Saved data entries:
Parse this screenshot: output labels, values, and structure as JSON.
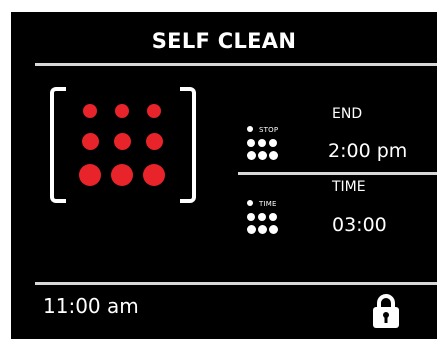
{
  "header": {
    "title": "SELF CLEAN"
  },
  "schedule": {
    "stop": {
      "icon_caption": "STOP",
      "label": "END",
      "value": "2:00 pm"
    },
    "time": {
      "icon_caption": "TIME",
      "label": "TIME",
      "value": "03:00"
    }
  },
  "status_bar": {
    "clock": "11:00 am",
    "lock_icon": "padlock-icon"
  },
  "colors": {
    "background": "#000000",
    "accent_red": "#e8232a",
    "text": "#ffffff",
    "rule": "#d8d8d8"
  },
  "icons": {
    "heating_indicator": "dot-grid-icon"
  }
}
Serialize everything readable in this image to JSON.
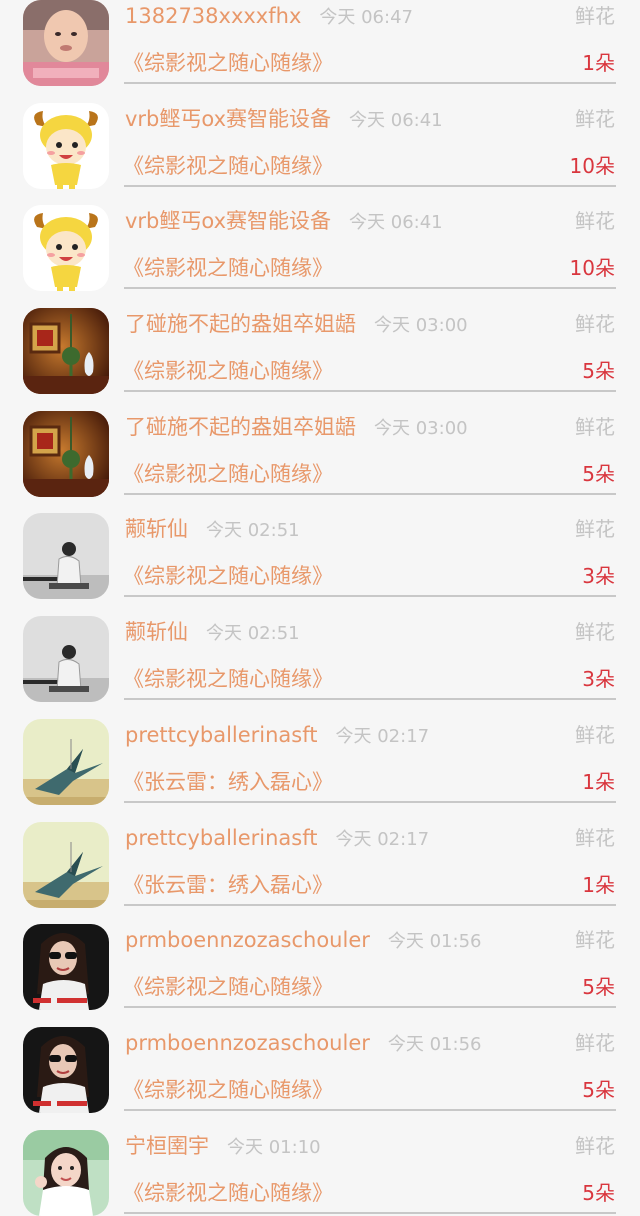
{
  "flower_label": "鲜花",
  "items": [
    {
      "name": "1382738xxxxfhx",
      "time": "今天 06:47",
      "work": "《综影视之随心随缘》",
      "count": "1朵",
      "avatar": "baby-photo"
    },
    {
      "name": "vrb鲣丐ox赛智能设备",
      "time": "今天 06:41",
      "work": "《综影视之随心随缘》",
      "count": "10朵",
      "avatar": "cartoon-goat-icon"
    },
    {
      "name": "vrb鲣丐ox赛智能设备",
      "time": "今天 06:41",
      "work": "《综影视之随心随缘》",
      "count": "10朵",
      "avatar": "cartoon-goat-icon"
    },
    {
      "name": "了碰施不起的盎姐卒姐龉",
      "time": "今天 03:00",
      "work": "《综影视之随心随缘》",
      "count": "5朵",
      "avatar": "chinese-decor-photo"
    },
    {
      "name": "了碰施不起的盎姐卒姐龉",
      "time": "今天 03:00",
      "work": "《综影视之随心随缘》",
      "count": "5朵",
      "avatar": "chinese-decor-photo"
    },
    {
      "name": "颟斩仙",
      "time": "今天 02:51",
      "work": "《综影视之随心随缘》",
      "count": "3朵",
      "avatar": "bw-person-photo"
    },
    {
      "name": "颟斩仙",
      "time": "今天 02:51",
      "work": "《综影视之随心随缘》",
      "count": "3朵",
      "avatar": "bw-person-photo"
    },
    {
      "name": "prettcyballerinasft",
      "time": "今天 02:17",
      "work": "《张云雷：绣入磊心》",
      "count": "1朵",
      "avatar": "paper-crane-photo"
    },
    {
      "name": "prettcyballerinasft",
      "time": "今天 02:17",
      "work": "《张云雷：绣入磊心》",
      "count": "1朵",
      "avatar": "paper-crane-photo"
    },
    {
      "name": "prmboennzozaschouler",
      "time": "今天 01:56",
      "work": "《综影视之随心随缘》",
      "count": "5朵",
      "avatar": "sunglasses-woman-photo"
    },
    {
      "name": "prmboennzozaschouler",
      "time": "今天 01:56",
      "work": "《综影视之随心随缘》",
      "count": "5朵",
      "avatar": "sunglasses-woman-photo"
    },
    {
      "name": "宁桓圉宇",
      "time": "今天 01:10",
      "work": "《综影视之随心随缘》",
      "count": "5朵",
      "avatar": "girl-photo"
    }
  ],
  "colors": {
    "name": "#e8986a",
    "time": "#c4c4c4",
    "count": "#d9363e",
    "separator": "#c8c8c8",
    "background": "#f6f6f6"
  }
}
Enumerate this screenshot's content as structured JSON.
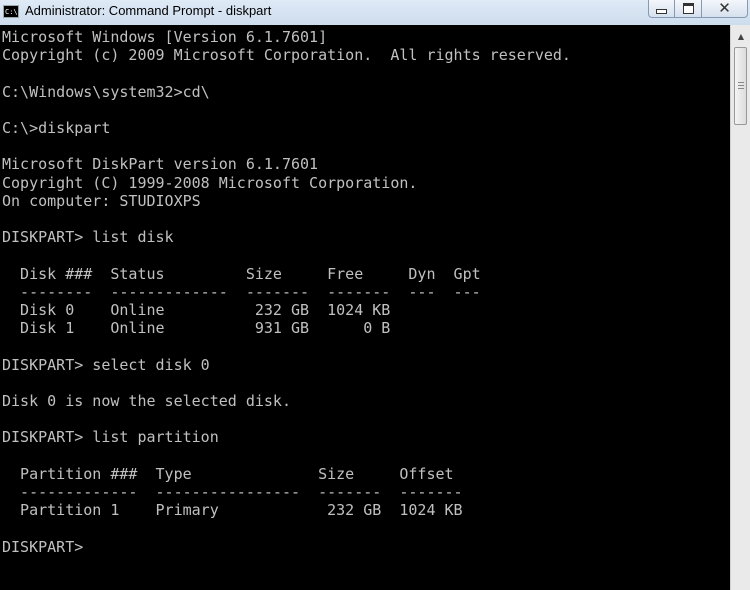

## Challenge
Identify and list each line with the word "JSON".

## Output of the task
Parse this screenshot: output labels, values, and structure as JSON.
Serialize everything readable in this image to JSON.
Enumerate this screenshot's content as structured JSON.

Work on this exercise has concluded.